§ **Extracted text**:

Bio requests won't go across border of barrier unit size, that means
maximum bio size is BARRIER_UNIT_SECTOR_SIZE<<9 (64MB) in bytes.
For random I/O 64MB is large enough for both read and write requests,
for sequential I/O considering underlying block layer may merge them
into larger requests, 64MB is still good enough.
Neil also points out that for resync operation, "we want the resync to
move from region to region fairly quickly so that the slowness caused
by having to synchronize with the resync is averaged out over a fairly
small time frame". For full speed resync, 64MB should take less then 1
second. When resync is competing with other I/O, it could take up a few
minutes. Therefore 64MB size is fairly good range for resync.

- BARRIER_BUCKETS_NR
There are BARRIER_BUCKETS_NR buckets in total, which is defined by,
#define BARRIER_BUCKETS_NR_BITS (PAGE_SHIFT - 2)

§ **Exercise objective**: Rewrite the stretch of the barrier-unit text from "For random I/O" through "range for resync.", putting "recovery" in place of every "resync".

§ **Records**:
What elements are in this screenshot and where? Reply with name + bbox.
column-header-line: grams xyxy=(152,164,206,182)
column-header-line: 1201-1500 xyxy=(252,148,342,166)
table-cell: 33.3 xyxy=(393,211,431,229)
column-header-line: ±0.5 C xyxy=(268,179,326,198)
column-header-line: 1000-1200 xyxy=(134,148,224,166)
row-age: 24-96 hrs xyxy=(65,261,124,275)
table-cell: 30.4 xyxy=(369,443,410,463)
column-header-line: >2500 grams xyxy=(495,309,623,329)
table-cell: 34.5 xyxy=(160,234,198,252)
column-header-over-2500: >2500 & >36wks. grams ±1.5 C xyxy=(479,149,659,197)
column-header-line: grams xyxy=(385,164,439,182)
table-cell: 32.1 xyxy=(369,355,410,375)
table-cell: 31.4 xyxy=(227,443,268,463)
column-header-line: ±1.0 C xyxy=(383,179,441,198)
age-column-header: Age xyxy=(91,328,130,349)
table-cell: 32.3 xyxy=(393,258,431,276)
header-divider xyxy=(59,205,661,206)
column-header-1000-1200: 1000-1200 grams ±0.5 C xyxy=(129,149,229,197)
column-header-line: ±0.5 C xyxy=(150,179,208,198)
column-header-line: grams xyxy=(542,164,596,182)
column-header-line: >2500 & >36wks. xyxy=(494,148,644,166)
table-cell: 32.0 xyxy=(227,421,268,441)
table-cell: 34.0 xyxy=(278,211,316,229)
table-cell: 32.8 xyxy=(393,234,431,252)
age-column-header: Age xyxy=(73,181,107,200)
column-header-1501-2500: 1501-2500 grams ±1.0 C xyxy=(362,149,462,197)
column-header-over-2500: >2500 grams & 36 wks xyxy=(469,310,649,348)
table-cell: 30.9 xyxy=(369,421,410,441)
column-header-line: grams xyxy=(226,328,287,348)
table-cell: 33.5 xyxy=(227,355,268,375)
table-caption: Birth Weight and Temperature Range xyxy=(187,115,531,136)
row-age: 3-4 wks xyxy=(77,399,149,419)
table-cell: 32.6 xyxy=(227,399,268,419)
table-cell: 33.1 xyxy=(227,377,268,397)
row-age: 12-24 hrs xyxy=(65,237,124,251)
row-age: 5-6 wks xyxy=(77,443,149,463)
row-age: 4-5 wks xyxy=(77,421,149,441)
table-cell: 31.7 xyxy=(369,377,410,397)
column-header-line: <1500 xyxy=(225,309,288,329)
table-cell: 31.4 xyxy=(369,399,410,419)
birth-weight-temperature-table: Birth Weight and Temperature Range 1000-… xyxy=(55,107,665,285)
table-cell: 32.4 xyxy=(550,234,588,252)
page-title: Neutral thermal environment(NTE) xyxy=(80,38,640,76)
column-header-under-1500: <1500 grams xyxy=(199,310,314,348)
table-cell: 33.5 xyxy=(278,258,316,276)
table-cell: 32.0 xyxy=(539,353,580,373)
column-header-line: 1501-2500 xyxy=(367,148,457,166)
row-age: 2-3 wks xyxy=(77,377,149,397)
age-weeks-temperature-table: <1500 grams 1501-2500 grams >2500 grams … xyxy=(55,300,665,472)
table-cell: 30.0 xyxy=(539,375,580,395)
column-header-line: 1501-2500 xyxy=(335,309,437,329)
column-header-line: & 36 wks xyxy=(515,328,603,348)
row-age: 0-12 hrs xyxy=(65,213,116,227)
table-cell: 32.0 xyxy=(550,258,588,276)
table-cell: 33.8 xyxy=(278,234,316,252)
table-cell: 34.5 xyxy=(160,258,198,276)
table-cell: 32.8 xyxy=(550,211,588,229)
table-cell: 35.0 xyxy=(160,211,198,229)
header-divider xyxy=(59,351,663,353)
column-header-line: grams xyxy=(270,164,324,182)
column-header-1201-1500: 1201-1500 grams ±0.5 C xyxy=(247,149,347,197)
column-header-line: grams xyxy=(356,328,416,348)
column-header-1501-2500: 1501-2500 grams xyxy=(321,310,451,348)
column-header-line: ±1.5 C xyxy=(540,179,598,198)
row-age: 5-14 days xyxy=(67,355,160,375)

§ **Exercise answer**:
For random I/O 64MB is large enough for both read and write requests,
for sequential I/O considering underlying block layer may merge them
into larger requests, 64MB is still good enough.
Neil also points out that for recovery operation, "we want the recovery to
move from region to region fairly quickly so that the slowness caused
by having to synchronize with the recovery is averaged out over a fairly
small time frame". For full speed recovery, 64MB should take less then 1
second. When recovery is competing with other I/O, it could take up a few
minutes. Therefore 64MB size is fairly good range for recovery.